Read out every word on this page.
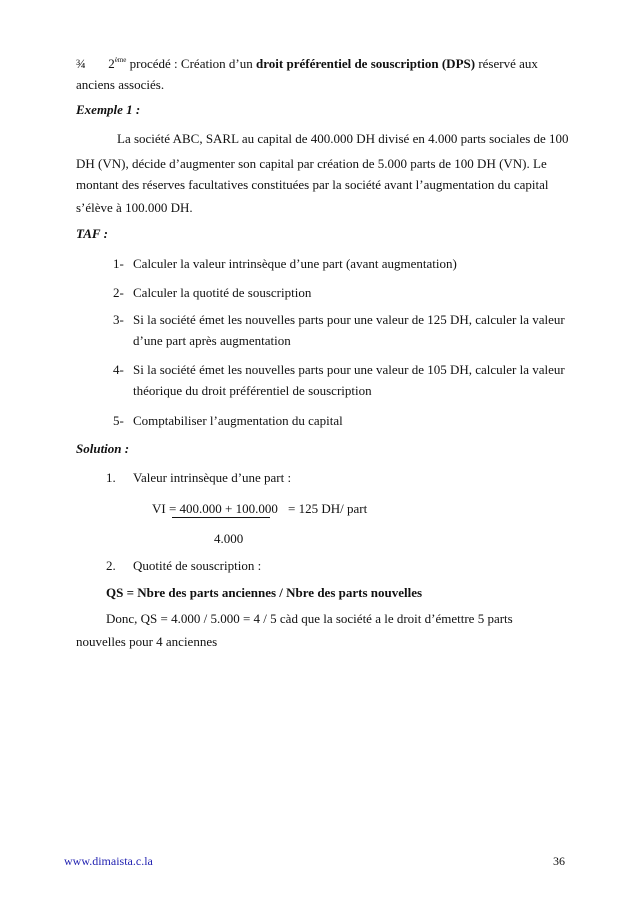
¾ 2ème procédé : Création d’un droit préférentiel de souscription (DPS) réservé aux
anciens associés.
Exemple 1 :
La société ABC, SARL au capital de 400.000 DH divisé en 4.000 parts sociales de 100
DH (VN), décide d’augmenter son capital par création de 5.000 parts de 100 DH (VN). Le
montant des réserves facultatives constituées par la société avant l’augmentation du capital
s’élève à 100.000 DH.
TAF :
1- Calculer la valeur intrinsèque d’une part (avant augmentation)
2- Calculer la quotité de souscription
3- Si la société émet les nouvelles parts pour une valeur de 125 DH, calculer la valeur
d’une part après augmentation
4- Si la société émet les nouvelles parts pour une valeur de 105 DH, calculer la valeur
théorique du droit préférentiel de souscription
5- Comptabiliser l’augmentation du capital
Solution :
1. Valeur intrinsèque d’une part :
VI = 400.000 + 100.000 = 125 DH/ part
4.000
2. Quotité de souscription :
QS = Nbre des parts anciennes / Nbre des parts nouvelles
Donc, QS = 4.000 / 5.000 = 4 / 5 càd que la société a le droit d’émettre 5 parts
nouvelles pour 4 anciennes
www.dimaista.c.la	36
# # # #
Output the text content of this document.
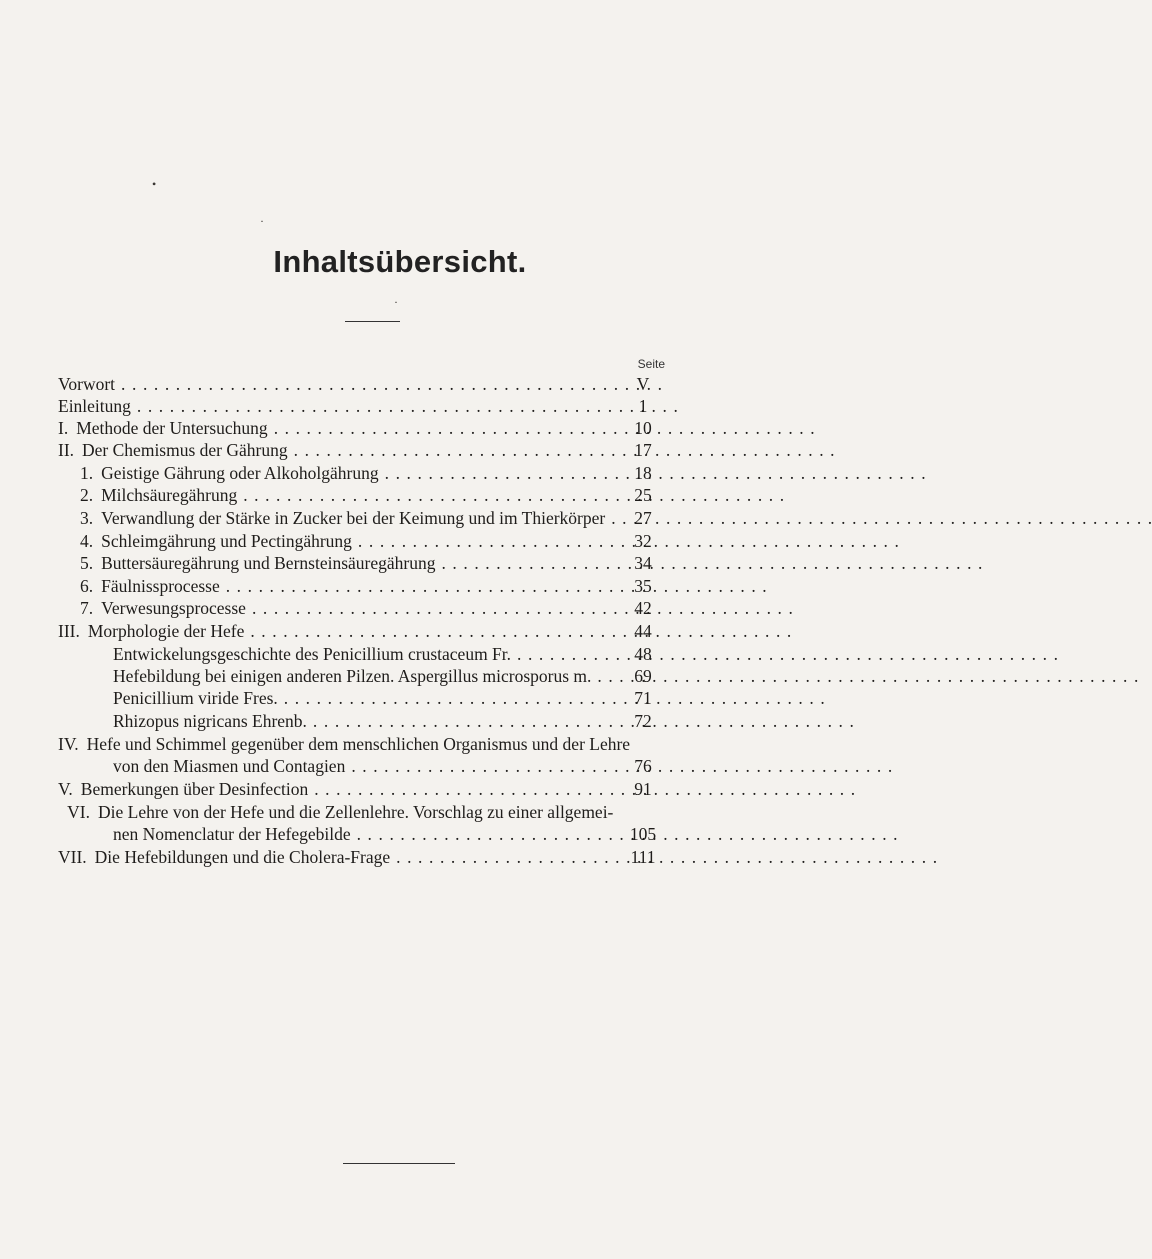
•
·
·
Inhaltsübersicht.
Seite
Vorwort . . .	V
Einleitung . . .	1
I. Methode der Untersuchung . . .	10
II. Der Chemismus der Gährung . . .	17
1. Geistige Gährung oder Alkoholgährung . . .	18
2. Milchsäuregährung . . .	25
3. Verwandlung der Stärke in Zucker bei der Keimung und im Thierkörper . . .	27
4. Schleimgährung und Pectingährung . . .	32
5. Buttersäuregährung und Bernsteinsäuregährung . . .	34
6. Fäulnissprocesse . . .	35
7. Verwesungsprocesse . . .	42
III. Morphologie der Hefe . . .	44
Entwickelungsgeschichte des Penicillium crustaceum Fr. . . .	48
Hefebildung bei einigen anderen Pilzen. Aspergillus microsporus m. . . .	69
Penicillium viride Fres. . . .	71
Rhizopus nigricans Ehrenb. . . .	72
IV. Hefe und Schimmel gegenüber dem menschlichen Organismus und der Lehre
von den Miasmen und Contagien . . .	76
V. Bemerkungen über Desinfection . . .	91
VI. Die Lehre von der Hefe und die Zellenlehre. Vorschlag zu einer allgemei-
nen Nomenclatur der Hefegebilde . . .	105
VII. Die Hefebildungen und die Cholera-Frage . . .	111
# # # #
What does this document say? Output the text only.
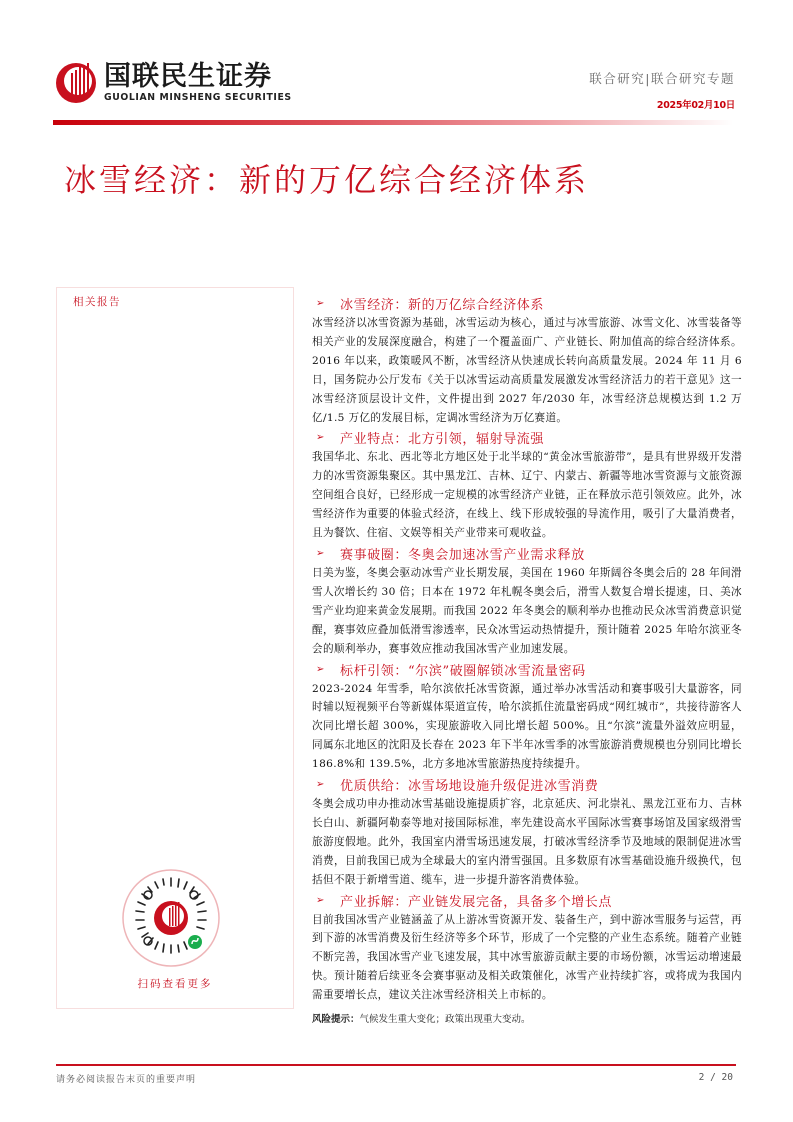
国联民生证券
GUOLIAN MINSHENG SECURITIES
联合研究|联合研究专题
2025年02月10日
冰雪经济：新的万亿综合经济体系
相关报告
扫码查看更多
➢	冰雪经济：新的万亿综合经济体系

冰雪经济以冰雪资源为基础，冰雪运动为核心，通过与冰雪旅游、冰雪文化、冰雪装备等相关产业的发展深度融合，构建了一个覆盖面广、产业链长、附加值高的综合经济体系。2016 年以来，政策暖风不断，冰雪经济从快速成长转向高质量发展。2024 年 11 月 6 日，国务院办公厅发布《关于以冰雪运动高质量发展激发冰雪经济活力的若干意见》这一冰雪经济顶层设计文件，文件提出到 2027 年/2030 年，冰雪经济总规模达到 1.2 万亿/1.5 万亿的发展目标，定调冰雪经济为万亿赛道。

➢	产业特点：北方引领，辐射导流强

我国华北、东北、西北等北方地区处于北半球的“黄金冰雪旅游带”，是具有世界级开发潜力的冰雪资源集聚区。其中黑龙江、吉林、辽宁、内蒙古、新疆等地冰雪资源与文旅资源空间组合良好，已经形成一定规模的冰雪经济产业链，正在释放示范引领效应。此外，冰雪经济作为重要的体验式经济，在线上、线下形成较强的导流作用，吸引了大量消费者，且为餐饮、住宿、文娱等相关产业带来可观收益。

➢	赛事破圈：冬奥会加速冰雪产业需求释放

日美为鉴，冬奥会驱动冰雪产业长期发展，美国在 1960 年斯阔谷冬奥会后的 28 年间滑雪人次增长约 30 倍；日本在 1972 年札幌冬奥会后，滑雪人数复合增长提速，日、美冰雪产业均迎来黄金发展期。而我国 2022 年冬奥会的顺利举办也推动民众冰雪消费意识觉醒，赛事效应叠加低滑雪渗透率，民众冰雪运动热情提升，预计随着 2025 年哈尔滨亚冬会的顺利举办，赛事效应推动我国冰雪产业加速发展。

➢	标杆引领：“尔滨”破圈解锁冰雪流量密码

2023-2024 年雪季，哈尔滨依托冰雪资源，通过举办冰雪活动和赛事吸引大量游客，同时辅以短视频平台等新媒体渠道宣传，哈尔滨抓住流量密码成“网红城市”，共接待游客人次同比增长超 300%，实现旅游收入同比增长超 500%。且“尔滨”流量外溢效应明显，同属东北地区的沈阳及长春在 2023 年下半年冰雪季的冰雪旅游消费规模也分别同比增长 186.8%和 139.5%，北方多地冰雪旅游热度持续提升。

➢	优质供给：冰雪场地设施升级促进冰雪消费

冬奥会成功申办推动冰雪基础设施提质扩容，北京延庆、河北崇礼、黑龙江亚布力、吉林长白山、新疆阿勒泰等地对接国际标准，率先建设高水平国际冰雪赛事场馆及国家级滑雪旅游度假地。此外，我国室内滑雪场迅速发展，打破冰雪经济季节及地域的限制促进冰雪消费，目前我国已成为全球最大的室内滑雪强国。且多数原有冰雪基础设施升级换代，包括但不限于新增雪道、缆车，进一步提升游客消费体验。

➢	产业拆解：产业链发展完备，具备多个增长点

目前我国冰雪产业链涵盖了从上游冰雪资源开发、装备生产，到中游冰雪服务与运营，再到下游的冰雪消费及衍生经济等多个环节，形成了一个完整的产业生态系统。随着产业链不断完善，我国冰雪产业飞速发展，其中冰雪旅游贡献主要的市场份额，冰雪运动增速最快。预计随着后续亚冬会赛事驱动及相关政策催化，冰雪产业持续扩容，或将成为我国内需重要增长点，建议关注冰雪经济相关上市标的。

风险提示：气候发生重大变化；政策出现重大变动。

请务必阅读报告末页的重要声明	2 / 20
# # # #
Copy all lines of the material above where the string "document" occurs.

Output the text content of this document.
What does this document say? Output the text only.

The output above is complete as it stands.